• [WORK TO BE COMPLETED] Look through the lines below and extract each one that contains "flow".

• [DATASET RECORDS]
═══

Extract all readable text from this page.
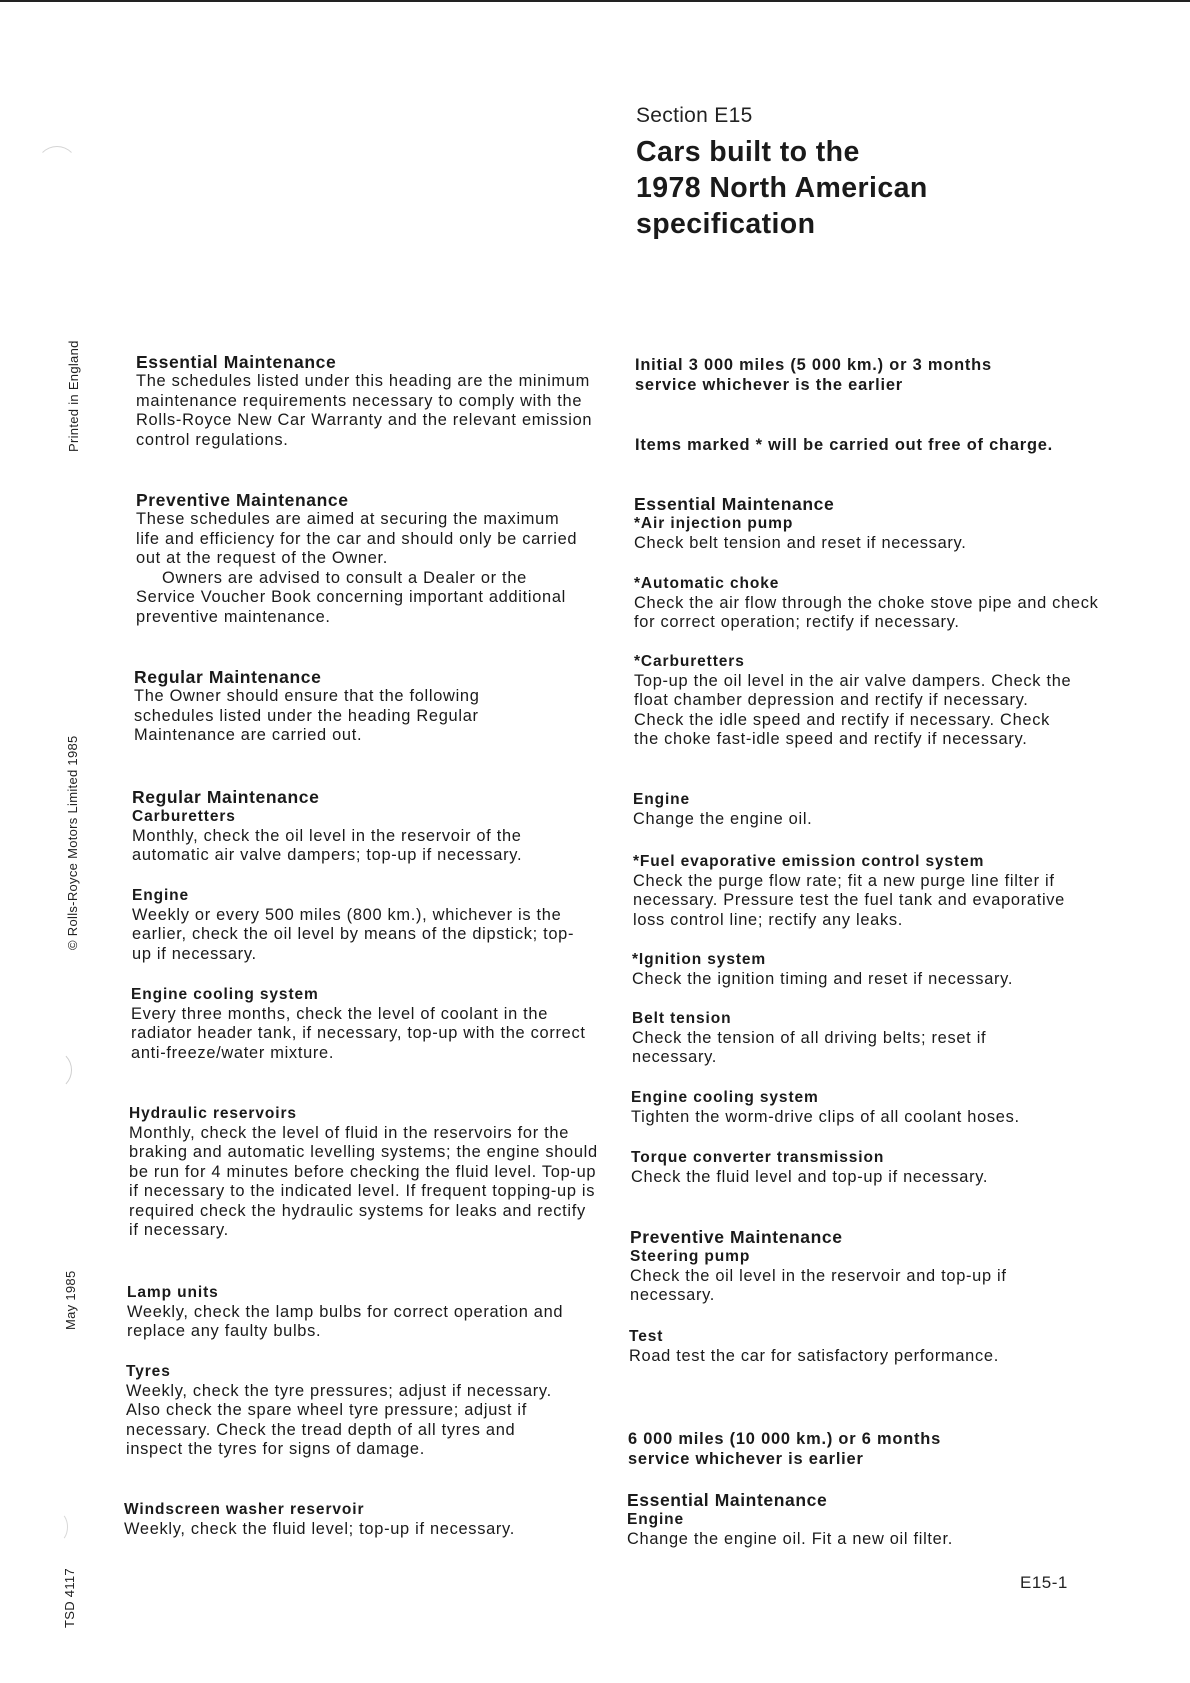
Printed in England
© Rolls-Royce Motors Limited 1985
May 1985
TSD 4117
Section E15
Cars built to the
1978 North American
specification
Essential Maintenance
The schedules listed under this heading are the minimum maintenance requirements necessary to comply with the Rolls-Royce New Car Warranty and the relevant emission control regulations.
Preventive Maintenance
These schedules are aimed at securing the maximum life and efficiency for the car and should only be carried out at the request of the Owner.
Owners are advised to consult a Dealer or the Service Voucher Book concerning important additional preventive maintenance.
Regular Maintenance
The Owner should ensure that the following schedules listed under the heading Regular Maintenance are carried out.
Regular Maintenance
Carburetters
Monthly, check the oil level in the reservoir of the automatic air valve dampers; top-up if necessary.
Engine
Weekly or every 500 miles (800 km.), whichever is the earlier, check the oil level by means of the dipstick; top-up if necessary.
Engine cooling system
Every three months, check the level of coolant in the radiator header tank, if necessary, top-up with the correct anti-freeze/water mixture.
Hydraulic reservoirs
Monthly, check the level of fluid in the reservoirs for the braking and automatic levelling systems; the engine should be run for 4 minutes before checking the fluid level. Top-up if necessary to the indicated level. If frequent topping-up is required check the hydraulic systems for leaks and rectify if necessary.
Lamp units
Weekly, check the lamp bulbs for correct operation and replace any faulty bulbs.
Tyres
Weekly, check the tyre pressures; adjust if necessary. Also check the spare wheel tyre pressure; adjust if necessary. Check the tread depth of all tyres and inspect the tyres for signs of damage.
Windscreen washer reservoir
Weekly, check the fluid level; top-up if necessary.
Initial 3 000 miles (5 000 km.) or 3 months
service whichever is the earlier
Items marked * will be carried out free of charge.
Essential Maintenance
*Air injection pump
Check belt tension and reset if necessary.
*Automatic choke
Check the air flow through the choke stove pipe and check for correct operation; rectify if necessary.
*Carburetters
Top-up the oil level in the air valve dampers. Check the float chamber depression and rectify if necessary. Check the idle speed and rectify if necessary. Check the choke fast-idle speed and rectify if necessary.
Engine
Change the engine oil.
*Fuel evaporative emission control system
Check the purge flow rate; fit a new purge line filter if necessary. Pressure test the fuel tank and evaporative loss control line; rectify any leaks.
*Ignition system
Check the ignition timing and reset if necessary.
Belt tension
Check the tension of all driving belts; reset if necessary.
Engine cooling system
Tighten the worm-drive clips of all coolant hoses.
Torque converter transmission
Check the fluid level and top-up if necessary.
Preventive Maintenance
Steering pump
Check the oil level in the reservoir and top-up if necessary.
Test
Road test the car for satisfactory performance.
6 000 miles (10 000 km.) or 6 months
service whichever is earlier
Essential Maintenance
Engine
Change the engine oil. Fit a new oil filter.
E15-1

═══

• [WRITTEN ANSWER]
Check the air flow through the choke stove pipe and check for correct operation; rectify if necessary.
Check the purge flow rate; fit a new purge line filter if necessary. Pressure test the fuel tank and evaporative loss control line; rectify any leaks.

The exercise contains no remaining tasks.